■ Directive ■
List each line in which the string "title" appears.

======== Material provided

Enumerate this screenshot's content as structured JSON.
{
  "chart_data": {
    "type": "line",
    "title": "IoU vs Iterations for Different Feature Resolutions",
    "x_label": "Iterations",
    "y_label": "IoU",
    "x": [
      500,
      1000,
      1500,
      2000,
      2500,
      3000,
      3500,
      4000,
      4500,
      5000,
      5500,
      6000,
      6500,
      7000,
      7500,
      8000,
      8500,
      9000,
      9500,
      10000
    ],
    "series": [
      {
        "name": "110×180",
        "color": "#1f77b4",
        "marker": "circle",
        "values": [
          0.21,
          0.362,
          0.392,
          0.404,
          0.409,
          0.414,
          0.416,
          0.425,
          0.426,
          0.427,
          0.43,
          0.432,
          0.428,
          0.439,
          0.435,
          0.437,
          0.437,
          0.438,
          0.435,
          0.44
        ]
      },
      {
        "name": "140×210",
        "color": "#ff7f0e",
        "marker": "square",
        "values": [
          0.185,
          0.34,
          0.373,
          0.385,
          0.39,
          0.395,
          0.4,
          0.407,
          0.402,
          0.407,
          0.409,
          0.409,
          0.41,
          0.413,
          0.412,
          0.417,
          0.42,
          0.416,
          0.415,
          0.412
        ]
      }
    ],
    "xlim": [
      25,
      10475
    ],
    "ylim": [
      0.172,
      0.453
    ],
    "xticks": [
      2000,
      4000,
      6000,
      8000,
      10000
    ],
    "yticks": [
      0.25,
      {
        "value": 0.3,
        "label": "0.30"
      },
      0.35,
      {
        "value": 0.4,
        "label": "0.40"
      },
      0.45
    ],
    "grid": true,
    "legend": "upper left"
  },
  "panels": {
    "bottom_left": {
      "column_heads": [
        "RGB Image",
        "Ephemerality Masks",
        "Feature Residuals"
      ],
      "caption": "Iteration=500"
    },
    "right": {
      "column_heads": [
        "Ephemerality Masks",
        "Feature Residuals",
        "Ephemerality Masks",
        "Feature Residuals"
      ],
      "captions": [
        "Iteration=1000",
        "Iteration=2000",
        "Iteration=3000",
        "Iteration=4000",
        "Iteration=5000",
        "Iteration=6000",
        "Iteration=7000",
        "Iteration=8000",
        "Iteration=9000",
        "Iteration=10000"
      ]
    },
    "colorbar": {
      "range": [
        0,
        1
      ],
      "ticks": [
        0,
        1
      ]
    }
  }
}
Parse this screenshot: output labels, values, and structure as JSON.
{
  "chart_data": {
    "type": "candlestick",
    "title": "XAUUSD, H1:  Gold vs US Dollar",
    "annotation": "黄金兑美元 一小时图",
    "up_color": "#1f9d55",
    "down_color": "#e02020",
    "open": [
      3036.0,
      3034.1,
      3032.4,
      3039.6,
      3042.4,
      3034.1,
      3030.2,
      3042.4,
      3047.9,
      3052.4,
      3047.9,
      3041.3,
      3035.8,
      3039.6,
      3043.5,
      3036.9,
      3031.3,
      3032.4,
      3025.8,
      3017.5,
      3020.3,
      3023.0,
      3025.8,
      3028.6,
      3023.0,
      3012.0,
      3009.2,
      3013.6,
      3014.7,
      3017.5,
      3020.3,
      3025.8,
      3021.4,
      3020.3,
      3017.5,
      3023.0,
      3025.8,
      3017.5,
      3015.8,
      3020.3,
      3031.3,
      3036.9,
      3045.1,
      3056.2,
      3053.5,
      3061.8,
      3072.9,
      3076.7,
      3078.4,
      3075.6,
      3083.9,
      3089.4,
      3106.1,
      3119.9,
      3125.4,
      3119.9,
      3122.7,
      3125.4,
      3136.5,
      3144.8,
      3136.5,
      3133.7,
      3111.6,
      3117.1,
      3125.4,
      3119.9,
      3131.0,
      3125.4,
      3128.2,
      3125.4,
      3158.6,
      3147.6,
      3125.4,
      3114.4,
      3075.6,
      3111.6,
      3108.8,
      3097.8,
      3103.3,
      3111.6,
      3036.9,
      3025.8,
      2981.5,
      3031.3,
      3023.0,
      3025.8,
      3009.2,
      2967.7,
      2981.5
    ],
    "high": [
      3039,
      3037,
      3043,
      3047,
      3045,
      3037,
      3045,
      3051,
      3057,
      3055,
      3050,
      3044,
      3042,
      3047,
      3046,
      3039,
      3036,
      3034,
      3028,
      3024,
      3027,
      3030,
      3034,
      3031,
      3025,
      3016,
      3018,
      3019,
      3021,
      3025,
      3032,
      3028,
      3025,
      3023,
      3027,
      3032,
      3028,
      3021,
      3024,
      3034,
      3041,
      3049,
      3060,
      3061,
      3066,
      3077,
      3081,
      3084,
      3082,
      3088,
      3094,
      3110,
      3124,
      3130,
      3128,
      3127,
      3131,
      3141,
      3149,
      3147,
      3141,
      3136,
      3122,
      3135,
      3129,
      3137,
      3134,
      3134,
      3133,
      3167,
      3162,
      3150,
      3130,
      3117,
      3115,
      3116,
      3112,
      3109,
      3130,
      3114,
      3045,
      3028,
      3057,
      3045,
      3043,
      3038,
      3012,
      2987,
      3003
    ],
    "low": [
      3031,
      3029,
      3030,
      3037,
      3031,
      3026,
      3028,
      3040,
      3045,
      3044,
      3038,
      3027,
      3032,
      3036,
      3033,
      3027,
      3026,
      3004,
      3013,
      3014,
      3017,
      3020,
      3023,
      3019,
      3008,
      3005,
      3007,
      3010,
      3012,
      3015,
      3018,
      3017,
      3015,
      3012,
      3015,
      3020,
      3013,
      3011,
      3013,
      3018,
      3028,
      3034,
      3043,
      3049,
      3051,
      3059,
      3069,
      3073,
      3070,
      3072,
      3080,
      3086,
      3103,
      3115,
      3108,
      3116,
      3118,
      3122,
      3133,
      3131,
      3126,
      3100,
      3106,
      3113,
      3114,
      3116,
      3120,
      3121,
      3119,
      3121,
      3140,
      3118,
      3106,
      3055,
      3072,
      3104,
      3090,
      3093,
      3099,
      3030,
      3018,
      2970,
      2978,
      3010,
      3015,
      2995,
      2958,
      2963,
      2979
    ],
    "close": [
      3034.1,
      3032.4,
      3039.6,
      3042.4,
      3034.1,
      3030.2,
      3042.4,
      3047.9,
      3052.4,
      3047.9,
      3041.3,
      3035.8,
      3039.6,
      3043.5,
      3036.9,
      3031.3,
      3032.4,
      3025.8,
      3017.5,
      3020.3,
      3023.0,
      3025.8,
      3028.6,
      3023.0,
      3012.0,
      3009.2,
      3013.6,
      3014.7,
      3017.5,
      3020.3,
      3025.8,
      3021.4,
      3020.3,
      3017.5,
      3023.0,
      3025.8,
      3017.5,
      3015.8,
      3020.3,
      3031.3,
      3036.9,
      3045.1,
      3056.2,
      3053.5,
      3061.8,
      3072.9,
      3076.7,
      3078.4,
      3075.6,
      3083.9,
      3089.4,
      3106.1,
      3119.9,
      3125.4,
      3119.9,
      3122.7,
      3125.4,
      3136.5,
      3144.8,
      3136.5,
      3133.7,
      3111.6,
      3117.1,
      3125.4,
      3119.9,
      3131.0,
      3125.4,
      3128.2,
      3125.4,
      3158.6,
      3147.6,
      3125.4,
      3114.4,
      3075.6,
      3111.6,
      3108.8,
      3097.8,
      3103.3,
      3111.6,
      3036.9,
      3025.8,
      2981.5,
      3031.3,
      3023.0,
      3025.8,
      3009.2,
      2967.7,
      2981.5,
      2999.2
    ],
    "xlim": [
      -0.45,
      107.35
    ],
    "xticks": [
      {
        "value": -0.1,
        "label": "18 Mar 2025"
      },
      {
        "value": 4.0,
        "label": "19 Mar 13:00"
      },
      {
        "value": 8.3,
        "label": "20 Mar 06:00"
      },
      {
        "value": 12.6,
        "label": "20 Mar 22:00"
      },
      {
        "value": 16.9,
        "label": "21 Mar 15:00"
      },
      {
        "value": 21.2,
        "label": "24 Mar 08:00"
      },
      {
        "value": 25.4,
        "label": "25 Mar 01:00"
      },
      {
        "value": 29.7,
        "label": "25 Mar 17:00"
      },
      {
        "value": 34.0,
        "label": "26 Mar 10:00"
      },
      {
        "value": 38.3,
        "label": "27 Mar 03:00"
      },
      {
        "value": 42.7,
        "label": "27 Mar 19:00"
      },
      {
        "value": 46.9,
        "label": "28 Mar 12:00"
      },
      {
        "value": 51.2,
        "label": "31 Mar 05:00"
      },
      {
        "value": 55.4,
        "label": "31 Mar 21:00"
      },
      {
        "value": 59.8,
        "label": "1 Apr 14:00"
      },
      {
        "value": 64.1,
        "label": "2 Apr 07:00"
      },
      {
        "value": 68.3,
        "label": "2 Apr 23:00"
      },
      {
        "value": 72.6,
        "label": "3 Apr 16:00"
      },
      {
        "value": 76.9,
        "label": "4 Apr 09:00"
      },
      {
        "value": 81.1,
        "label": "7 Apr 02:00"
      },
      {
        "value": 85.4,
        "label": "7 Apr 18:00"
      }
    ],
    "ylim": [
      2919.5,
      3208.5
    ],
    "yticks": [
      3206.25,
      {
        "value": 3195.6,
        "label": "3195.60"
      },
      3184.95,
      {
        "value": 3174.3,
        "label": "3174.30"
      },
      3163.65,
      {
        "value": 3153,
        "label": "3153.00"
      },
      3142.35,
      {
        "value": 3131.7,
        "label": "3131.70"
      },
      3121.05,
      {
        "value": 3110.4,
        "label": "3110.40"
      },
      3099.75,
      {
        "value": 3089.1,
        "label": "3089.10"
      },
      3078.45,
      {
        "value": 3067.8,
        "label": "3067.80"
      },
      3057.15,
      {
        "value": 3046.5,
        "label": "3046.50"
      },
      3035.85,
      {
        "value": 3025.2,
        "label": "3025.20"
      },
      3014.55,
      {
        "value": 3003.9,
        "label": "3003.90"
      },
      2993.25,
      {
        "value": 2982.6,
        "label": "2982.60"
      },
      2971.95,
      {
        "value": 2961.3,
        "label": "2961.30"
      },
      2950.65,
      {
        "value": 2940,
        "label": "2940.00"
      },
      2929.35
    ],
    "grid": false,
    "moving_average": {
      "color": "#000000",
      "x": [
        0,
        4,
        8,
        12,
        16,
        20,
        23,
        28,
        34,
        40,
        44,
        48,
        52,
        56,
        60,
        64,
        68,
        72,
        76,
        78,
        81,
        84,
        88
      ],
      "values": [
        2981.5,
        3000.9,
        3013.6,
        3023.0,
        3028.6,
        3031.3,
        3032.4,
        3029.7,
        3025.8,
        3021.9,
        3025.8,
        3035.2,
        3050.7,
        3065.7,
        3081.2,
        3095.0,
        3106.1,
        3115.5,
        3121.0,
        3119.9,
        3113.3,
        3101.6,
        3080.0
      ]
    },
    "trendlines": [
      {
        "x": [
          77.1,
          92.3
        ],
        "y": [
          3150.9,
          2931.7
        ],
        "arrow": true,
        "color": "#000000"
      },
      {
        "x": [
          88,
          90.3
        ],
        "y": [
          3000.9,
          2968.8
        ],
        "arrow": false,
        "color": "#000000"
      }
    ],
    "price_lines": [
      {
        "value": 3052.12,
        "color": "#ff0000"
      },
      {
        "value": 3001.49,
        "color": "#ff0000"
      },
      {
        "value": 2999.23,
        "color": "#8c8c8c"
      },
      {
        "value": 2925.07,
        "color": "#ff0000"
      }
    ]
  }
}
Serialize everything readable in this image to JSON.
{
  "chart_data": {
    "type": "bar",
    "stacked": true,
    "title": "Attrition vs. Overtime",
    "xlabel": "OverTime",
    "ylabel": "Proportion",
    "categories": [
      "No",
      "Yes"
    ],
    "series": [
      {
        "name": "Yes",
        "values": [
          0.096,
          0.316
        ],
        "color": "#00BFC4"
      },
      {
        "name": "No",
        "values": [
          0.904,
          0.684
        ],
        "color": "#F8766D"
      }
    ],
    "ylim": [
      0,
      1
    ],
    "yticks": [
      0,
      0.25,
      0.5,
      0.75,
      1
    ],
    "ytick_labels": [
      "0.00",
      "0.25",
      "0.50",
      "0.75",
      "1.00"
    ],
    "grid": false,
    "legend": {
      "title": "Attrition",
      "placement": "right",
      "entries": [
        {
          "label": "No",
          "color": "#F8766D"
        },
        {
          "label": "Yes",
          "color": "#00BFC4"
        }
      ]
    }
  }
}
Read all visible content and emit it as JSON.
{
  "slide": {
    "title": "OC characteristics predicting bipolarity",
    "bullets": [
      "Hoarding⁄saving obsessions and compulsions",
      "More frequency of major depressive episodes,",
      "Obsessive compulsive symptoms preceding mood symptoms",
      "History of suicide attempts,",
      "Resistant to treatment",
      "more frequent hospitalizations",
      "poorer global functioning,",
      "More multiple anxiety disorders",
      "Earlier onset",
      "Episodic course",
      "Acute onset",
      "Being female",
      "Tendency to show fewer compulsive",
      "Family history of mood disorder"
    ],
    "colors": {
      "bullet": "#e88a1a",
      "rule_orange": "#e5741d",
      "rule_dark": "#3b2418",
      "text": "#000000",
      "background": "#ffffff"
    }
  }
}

================

■ Completed exercise ■
    "title": "IoU vs Iterations for Different Feature Resolutions",
    "title": "XAUUSD, H1:  Gold vs US Dollar",
    "title": "Attrition vs. Overtime",
      "title": "Attrition",
    "title": "OC characteristics predicting bipolarity",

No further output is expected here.